Dataset rows:
━━━━━━━━━━
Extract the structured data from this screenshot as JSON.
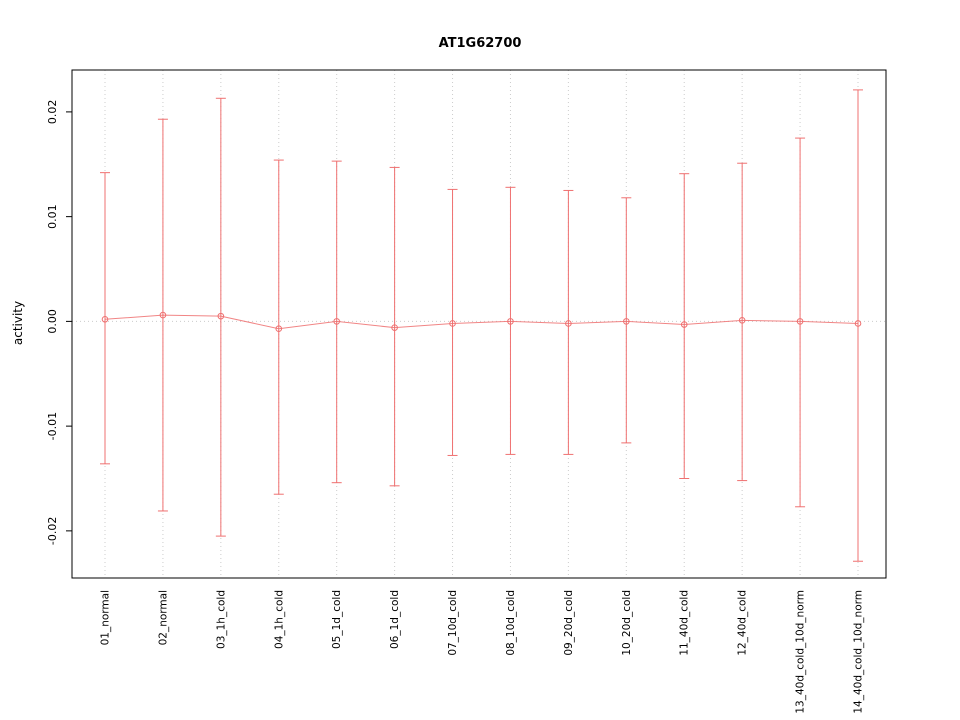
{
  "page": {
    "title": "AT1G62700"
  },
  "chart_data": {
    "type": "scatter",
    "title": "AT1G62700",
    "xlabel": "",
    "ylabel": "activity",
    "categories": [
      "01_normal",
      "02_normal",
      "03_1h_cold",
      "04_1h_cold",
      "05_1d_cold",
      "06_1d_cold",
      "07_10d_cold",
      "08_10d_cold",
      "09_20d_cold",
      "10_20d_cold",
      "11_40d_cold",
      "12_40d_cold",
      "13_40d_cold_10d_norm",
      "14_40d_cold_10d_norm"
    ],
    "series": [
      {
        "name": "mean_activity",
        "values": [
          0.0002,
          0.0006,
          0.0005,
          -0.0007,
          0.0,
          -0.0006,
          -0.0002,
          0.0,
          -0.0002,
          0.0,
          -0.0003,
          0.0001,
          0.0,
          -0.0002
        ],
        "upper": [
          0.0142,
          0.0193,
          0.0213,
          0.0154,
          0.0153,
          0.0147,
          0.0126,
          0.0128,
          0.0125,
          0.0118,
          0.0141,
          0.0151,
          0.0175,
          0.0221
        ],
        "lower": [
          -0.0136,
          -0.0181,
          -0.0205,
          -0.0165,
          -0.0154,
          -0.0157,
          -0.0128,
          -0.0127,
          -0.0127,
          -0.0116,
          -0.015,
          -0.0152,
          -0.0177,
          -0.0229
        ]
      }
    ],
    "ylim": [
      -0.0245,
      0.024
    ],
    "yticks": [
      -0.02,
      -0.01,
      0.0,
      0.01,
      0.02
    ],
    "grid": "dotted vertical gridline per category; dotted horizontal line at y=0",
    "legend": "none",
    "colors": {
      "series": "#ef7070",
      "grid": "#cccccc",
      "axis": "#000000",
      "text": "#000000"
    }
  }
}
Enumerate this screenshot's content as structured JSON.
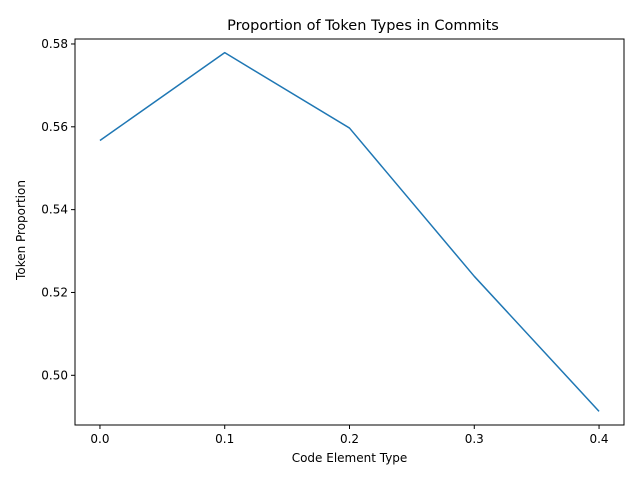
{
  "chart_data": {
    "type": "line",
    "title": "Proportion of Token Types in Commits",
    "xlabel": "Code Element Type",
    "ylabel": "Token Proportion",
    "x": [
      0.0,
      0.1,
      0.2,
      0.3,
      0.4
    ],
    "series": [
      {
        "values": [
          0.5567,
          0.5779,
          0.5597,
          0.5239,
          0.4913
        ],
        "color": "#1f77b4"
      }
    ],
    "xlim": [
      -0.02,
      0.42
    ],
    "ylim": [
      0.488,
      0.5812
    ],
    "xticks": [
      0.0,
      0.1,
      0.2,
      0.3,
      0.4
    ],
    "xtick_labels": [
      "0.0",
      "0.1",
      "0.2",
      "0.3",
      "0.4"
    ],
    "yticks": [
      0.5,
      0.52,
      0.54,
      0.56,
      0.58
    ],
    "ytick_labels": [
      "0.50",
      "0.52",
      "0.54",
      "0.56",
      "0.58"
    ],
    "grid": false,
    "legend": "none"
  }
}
━━━━━━━━━━
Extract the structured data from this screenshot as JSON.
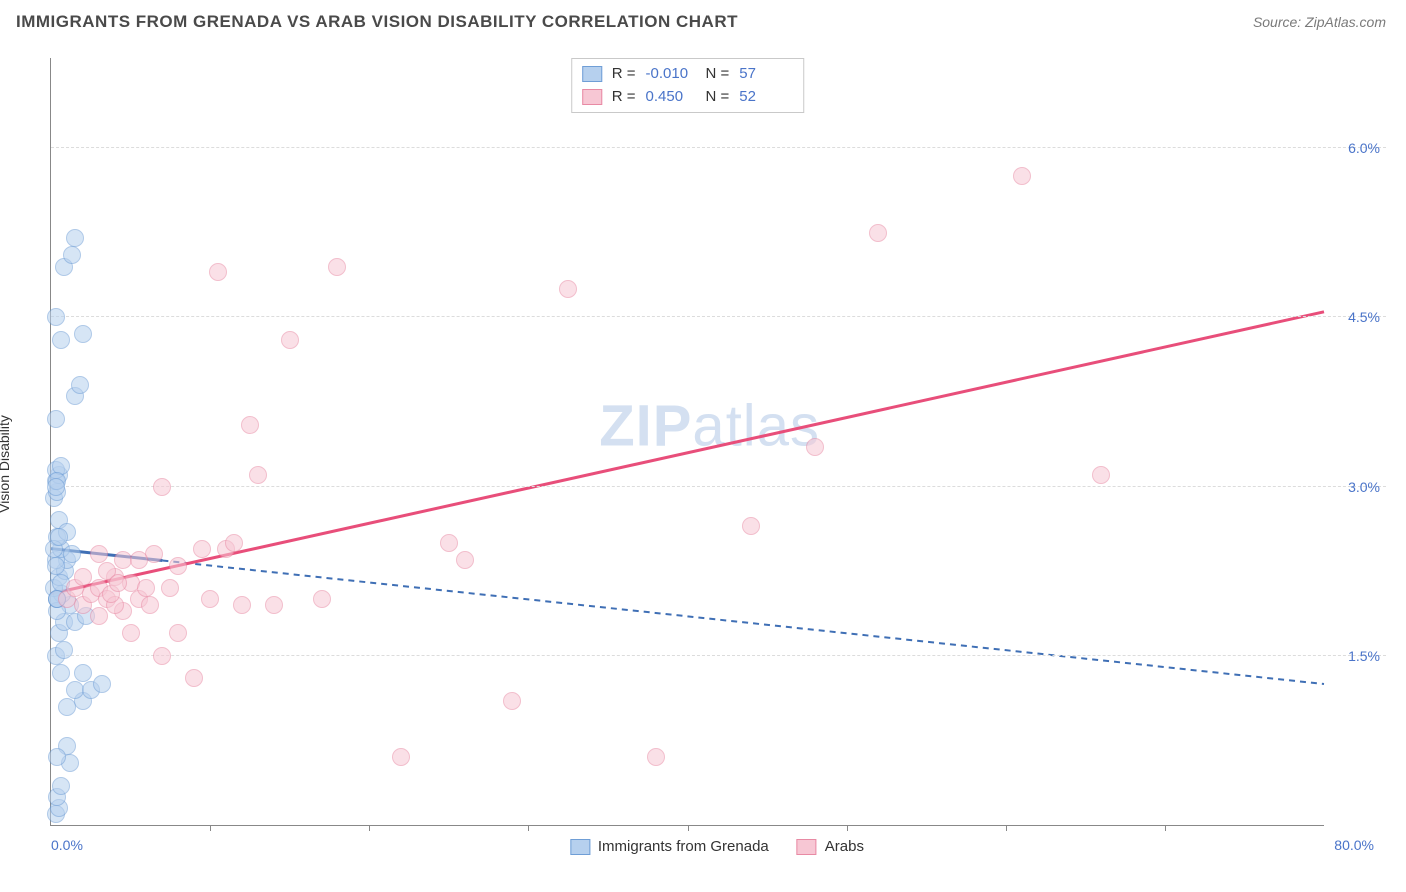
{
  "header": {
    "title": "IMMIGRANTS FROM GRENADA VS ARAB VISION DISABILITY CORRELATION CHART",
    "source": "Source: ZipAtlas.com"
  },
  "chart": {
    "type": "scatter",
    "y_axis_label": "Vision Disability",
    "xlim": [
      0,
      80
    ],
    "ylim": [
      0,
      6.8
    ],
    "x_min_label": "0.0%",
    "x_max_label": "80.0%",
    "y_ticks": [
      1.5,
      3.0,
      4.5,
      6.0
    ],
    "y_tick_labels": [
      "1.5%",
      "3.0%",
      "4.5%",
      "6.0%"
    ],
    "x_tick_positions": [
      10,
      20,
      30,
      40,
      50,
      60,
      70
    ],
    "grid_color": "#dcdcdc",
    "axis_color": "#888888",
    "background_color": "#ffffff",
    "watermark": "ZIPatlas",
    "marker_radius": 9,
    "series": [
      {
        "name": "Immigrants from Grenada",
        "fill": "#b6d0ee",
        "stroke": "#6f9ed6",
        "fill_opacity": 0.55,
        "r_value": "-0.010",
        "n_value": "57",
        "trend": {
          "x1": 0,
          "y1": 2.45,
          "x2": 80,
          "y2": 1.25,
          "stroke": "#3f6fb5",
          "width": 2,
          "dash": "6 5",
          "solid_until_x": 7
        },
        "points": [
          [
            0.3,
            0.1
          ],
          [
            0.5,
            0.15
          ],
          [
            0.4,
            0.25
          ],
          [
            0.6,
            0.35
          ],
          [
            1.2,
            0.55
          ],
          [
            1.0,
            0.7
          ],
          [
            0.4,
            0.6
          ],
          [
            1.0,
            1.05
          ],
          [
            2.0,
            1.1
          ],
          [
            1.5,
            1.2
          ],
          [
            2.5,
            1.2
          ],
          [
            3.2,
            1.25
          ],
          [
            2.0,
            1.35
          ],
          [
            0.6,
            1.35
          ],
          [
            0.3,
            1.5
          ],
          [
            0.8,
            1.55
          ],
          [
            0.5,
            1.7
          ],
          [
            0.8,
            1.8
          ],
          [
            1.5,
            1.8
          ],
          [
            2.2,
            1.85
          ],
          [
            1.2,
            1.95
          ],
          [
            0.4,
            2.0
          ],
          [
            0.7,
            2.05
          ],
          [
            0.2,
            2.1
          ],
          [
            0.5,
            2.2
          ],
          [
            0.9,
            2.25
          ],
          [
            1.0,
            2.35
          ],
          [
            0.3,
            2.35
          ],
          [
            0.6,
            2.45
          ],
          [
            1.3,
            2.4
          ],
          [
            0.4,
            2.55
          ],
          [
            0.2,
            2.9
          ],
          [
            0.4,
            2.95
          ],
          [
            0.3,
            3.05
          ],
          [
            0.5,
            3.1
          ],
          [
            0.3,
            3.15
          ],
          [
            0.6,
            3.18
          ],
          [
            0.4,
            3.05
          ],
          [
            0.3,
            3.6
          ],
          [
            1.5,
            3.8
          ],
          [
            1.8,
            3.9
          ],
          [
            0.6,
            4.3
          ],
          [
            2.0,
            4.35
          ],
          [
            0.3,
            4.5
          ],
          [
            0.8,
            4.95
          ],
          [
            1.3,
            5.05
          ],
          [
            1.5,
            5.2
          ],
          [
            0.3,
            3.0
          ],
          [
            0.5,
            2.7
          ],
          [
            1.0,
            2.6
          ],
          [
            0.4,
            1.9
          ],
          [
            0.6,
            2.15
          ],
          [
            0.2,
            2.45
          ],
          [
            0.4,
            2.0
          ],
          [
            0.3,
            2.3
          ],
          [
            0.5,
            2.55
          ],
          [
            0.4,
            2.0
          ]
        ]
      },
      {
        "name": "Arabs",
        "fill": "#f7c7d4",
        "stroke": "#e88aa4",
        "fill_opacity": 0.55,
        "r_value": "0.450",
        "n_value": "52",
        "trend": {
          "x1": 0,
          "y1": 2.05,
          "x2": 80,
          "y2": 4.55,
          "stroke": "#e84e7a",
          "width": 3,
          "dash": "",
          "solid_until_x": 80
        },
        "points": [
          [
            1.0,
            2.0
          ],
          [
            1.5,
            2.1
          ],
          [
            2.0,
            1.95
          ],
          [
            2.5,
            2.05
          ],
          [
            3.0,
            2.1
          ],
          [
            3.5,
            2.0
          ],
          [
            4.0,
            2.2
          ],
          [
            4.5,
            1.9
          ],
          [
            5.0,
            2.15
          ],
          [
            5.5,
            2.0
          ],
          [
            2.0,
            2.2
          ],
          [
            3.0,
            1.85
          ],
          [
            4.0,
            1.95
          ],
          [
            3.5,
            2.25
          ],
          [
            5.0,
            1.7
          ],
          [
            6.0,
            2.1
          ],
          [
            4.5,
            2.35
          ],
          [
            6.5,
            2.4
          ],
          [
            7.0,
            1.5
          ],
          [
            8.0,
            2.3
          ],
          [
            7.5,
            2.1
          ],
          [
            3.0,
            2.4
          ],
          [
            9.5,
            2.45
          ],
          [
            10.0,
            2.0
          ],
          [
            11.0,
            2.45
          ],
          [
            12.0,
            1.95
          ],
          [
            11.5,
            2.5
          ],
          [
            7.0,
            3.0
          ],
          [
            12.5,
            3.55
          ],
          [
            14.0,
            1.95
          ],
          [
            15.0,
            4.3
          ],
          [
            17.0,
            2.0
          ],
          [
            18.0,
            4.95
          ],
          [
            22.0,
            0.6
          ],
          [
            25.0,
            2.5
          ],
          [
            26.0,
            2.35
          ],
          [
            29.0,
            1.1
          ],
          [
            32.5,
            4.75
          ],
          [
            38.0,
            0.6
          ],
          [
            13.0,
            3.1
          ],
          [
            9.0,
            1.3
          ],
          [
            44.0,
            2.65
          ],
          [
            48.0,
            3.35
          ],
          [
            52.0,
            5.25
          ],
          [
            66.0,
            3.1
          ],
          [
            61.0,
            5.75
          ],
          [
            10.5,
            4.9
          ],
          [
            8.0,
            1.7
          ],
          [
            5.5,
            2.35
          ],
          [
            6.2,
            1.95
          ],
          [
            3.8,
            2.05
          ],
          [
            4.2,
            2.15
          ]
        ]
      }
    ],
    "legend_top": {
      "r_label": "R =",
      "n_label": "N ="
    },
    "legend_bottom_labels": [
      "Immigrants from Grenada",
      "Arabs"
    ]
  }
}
━━━━━━━━━━
Requirement: Copy each line of the listing that includes "name".

Full solution:
        "name": "mean_activity",
        "name": "Immigrants from Grenada",
        "name": "Arabs",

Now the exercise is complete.